Exercise description:
Write out the full listing again, exactly as it stands.

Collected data
:::
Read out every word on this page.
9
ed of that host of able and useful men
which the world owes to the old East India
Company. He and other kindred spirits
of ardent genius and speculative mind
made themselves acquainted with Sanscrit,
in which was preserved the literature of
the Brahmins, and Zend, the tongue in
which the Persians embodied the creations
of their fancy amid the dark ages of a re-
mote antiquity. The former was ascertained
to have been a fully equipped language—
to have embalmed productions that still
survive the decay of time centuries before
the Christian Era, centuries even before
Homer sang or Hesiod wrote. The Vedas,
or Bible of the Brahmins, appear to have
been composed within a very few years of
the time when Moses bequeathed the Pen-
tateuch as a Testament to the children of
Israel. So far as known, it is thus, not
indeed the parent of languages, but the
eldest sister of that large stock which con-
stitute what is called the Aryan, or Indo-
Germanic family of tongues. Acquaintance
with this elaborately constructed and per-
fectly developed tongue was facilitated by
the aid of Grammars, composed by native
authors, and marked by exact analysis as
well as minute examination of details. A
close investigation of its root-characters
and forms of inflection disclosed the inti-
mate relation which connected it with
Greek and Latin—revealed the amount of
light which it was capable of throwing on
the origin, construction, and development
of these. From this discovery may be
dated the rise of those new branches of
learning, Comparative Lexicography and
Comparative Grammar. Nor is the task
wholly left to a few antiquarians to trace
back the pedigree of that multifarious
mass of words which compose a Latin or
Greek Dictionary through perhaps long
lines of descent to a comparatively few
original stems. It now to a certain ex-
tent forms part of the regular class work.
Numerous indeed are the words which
:::
Answer to the task:
Read out every word on this page.
9
ed of that host of able and useful men
which the world owes to the old East India
Company. He and other kindred spirits
of ardent genius and speculative mind
made themselves acquainted with Sanscrit,
in which was preserved the literature of
the Brahmins, and Zend, the tongue in
which the Persians embodied the creations
of their fancy amid the dark ages of a re-
mote antiquity. The former was ascertained
to have been a fully equipped language—
to have embalmed productions that still
survive the decay of time centuries before
the Christian Era, centuries even before
Homer sang or Hesiod wrote. The Vedas,
or Bible of the Brahmins, appear to have
been composed within a very few years of
the time when Moses bequeathed the Pen-
tateuch as a Testament to the children of
Israel. So far as known, it is thus, not
indeed the parent of languages, but the
eldest sister of that large stock which con-
stitute what is called the Aryan, or Indo-
Germanic family of tongues. Acquaintance
with this elaborately constructed and per-
fectly developed tongue was facilitated by
the aid of Grammars, composed by native
authors, and marked by exact analysis as
well as minute examination of details. A
close investigation of its root-characters
and forms of inflection disclosed the inti-
mate relation which connected it with
Greek and Latin—revealed the amount of
light which it was capable of throwing on
the origin, construction, and development
of these. From this discovery may be
dated the rise of those new branches of
learning, Comparative Lexicography and
Comparative Grammar. Nor is the task
wholly left to a few antiquarians to trace
back the pedigree of that multifarious
mass of words which compose a Latin or
Greek Dictionary through perhaps long
lines of descent to a comparatively few
original stems. It now to a certain ex-
tent forms part of the regular class work.
Numerous indeed are the words which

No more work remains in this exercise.